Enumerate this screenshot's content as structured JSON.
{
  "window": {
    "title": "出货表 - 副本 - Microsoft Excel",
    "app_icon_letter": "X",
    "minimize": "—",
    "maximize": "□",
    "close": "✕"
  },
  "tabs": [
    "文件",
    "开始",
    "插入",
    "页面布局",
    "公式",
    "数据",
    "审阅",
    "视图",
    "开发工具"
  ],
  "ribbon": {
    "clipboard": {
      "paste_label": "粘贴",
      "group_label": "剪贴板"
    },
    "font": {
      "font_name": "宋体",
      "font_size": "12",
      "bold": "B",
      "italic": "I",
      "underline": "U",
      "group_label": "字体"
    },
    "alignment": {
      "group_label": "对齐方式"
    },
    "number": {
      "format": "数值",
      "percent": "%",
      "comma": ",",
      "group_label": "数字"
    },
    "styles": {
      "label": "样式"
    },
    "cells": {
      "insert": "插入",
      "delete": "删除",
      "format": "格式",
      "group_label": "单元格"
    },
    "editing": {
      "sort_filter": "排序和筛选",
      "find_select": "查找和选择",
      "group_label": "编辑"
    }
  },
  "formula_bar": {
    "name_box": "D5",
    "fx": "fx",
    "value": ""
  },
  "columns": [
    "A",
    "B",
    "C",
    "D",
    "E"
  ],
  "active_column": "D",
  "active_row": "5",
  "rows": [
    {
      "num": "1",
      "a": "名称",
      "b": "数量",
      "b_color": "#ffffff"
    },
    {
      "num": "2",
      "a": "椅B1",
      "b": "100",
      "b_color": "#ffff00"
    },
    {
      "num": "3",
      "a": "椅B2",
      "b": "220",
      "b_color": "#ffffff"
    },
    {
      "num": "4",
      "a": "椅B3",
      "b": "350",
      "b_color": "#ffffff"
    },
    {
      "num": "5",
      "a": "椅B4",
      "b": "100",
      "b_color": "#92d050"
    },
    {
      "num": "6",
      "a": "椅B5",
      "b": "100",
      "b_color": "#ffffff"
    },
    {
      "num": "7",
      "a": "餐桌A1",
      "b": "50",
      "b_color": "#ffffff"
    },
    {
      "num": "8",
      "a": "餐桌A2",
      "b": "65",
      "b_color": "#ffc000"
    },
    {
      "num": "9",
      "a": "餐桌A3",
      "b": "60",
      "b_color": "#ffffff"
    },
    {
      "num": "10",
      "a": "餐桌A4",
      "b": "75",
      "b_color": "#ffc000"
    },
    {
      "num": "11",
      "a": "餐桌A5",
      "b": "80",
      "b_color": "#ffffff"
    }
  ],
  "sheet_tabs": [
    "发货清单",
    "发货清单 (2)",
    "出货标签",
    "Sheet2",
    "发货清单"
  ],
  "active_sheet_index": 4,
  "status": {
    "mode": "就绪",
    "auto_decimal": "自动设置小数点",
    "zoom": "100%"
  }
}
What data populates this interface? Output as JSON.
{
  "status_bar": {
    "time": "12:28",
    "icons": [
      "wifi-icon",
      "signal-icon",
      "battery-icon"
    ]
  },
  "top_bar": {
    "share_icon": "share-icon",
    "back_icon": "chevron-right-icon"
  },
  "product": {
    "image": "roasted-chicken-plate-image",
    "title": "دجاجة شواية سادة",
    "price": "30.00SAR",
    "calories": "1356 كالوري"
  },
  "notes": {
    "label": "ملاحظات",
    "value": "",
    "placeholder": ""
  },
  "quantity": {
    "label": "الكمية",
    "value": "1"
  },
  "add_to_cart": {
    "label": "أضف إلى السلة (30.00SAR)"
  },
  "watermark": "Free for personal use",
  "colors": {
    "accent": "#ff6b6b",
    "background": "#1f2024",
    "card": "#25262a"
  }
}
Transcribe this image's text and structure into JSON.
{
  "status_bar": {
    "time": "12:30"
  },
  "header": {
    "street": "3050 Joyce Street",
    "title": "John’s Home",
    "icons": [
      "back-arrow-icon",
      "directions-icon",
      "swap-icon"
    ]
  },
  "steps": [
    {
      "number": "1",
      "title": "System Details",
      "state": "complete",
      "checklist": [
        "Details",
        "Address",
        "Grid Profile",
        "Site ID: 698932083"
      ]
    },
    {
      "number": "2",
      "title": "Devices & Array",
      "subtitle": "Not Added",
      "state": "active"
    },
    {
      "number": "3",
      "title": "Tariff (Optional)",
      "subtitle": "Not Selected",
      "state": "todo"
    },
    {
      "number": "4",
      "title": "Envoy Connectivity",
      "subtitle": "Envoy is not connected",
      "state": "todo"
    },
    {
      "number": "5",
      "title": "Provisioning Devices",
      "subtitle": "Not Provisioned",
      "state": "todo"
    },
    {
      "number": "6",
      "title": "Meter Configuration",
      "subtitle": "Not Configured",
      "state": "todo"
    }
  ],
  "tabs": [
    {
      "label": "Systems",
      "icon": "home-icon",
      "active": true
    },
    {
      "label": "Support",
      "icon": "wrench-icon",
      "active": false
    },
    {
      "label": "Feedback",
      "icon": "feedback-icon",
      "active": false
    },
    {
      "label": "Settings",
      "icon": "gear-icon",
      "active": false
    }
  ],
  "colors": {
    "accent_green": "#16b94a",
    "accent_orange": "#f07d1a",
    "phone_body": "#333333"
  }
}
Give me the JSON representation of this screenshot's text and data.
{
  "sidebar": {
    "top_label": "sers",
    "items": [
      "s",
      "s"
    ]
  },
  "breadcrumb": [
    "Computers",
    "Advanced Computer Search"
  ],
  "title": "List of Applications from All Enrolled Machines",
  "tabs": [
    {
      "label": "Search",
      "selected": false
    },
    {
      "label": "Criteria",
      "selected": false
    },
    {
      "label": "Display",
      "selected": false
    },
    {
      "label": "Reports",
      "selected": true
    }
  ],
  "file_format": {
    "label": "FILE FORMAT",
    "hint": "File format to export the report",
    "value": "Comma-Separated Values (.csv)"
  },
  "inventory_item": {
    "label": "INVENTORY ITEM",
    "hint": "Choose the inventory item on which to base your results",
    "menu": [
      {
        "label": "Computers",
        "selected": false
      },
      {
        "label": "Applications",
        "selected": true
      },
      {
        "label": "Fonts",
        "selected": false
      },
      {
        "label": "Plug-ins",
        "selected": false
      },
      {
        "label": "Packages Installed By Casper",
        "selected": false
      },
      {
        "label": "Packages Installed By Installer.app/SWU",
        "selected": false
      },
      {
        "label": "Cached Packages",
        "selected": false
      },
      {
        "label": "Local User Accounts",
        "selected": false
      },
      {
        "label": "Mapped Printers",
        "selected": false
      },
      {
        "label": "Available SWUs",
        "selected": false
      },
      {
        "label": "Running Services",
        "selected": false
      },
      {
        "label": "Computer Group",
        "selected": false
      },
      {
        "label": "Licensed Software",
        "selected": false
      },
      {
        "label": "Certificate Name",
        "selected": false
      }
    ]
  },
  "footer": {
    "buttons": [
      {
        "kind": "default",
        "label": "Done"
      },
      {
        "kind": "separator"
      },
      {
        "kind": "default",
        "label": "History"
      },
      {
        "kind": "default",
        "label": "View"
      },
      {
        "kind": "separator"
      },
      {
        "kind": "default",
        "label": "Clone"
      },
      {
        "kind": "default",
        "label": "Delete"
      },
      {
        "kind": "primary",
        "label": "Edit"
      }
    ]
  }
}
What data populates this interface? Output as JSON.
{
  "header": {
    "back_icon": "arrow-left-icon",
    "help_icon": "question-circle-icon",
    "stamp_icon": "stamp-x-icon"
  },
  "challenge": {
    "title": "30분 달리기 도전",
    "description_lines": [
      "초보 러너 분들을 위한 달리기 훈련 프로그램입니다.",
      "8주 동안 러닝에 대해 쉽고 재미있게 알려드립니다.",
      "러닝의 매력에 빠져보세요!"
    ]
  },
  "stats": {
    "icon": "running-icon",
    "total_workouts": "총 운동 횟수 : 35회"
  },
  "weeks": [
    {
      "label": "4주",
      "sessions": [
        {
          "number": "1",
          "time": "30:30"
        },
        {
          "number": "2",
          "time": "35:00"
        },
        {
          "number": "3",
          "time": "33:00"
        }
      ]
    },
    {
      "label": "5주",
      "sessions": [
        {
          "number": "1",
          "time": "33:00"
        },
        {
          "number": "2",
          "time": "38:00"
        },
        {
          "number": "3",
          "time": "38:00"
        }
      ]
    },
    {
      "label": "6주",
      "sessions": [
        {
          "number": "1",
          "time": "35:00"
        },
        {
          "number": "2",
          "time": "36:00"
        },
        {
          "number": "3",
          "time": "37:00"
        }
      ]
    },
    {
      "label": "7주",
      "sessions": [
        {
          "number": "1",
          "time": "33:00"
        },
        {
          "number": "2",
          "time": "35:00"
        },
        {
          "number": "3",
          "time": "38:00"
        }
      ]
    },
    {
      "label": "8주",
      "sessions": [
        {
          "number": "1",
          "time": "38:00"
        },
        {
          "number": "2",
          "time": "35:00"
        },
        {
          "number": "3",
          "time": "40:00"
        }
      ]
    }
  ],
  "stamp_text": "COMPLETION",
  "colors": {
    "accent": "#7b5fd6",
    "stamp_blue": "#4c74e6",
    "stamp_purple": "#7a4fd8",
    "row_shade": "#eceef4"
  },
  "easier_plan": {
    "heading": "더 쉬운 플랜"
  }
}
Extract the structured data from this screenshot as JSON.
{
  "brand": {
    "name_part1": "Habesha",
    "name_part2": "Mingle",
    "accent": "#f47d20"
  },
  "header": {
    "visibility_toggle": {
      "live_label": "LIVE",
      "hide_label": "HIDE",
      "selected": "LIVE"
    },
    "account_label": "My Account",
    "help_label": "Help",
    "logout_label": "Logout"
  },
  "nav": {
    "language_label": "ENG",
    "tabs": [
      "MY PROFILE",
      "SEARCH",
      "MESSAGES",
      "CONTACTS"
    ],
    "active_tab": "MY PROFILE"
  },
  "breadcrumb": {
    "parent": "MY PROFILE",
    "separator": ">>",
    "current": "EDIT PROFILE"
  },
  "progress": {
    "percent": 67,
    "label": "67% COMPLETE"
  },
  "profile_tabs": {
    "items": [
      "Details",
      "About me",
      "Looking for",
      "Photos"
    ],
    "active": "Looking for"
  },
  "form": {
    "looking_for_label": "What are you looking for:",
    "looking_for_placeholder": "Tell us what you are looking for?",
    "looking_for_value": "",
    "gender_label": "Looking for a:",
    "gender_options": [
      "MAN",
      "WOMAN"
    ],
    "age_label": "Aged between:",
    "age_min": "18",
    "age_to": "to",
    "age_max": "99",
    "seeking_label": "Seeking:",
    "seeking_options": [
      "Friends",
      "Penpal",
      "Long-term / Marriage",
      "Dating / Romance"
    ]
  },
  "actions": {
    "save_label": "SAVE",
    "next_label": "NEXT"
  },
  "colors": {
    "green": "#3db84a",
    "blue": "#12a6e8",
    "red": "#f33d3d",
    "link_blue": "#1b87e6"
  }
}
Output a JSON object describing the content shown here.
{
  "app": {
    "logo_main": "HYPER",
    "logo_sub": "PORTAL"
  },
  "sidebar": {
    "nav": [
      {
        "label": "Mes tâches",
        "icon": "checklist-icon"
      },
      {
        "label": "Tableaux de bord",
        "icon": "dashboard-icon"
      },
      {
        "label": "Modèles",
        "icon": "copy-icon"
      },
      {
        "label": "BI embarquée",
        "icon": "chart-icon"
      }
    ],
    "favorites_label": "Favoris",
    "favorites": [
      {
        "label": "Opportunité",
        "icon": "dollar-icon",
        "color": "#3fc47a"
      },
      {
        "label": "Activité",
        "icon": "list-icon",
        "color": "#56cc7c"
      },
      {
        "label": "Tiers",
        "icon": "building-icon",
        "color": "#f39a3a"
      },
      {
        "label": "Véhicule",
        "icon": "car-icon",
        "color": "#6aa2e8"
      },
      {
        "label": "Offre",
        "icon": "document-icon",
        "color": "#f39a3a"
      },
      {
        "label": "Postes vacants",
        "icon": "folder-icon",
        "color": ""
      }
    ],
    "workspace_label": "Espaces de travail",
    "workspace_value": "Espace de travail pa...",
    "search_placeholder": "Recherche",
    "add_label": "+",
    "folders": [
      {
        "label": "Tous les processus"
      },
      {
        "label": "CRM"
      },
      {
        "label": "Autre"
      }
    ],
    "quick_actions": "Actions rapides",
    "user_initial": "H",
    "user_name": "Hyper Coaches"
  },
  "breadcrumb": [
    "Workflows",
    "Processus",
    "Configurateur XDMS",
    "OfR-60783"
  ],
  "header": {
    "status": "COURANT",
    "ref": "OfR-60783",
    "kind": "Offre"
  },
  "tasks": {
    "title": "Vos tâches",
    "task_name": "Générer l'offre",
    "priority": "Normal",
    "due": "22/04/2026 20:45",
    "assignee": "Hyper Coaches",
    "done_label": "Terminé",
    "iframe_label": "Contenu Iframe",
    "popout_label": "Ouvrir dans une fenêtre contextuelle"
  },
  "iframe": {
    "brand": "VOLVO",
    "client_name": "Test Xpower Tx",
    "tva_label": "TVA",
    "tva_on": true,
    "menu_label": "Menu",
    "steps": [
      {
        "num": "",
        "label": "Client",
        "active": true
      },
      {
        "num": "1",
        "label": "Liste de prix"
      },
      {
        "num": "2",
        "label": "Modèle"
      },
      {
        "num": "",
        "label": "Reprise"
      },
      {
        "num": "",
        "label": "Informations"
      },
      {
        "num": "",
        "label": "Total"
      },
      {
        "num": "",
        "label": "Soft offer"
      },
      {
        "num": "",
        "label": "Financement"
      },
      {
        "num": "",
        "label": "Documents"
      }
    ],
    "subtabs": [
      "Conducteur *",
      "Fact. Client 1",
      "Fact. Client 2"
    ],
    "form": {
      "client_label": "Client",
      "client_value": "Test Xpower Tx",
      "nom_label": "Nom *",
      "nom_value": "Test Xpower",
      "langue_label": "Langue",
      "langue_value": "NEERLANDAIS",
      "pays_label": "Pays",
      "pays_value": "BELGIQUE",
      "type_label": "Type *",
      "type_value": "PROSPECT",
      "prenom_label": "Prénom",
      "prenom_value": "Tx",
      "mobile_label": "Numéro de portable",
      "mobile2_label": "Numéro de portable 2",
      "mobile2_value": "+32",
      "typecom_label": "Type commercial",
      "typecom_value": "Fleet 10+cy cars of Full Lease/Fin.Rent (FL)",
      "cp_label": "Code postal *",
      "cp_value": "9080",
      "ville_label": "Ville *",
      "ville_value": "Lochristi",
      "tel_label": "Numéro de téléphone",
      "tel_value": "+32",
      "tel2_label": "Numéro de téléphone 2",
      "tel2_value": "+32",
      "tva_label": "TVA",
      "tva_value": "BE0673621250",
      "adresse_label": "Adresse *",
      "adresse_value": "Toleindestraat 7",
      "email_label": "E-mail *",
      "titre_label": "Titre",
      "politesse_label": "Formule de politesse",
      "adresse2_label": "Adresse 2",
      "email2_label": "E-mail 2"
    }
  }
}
-------------------------
- _Problem_: Only lines that contain the word "arrow" are wanted; copy each of them.

- _Complete output_:
      "back-arrow-icon",
    "back_icon": "arrow-left-icon",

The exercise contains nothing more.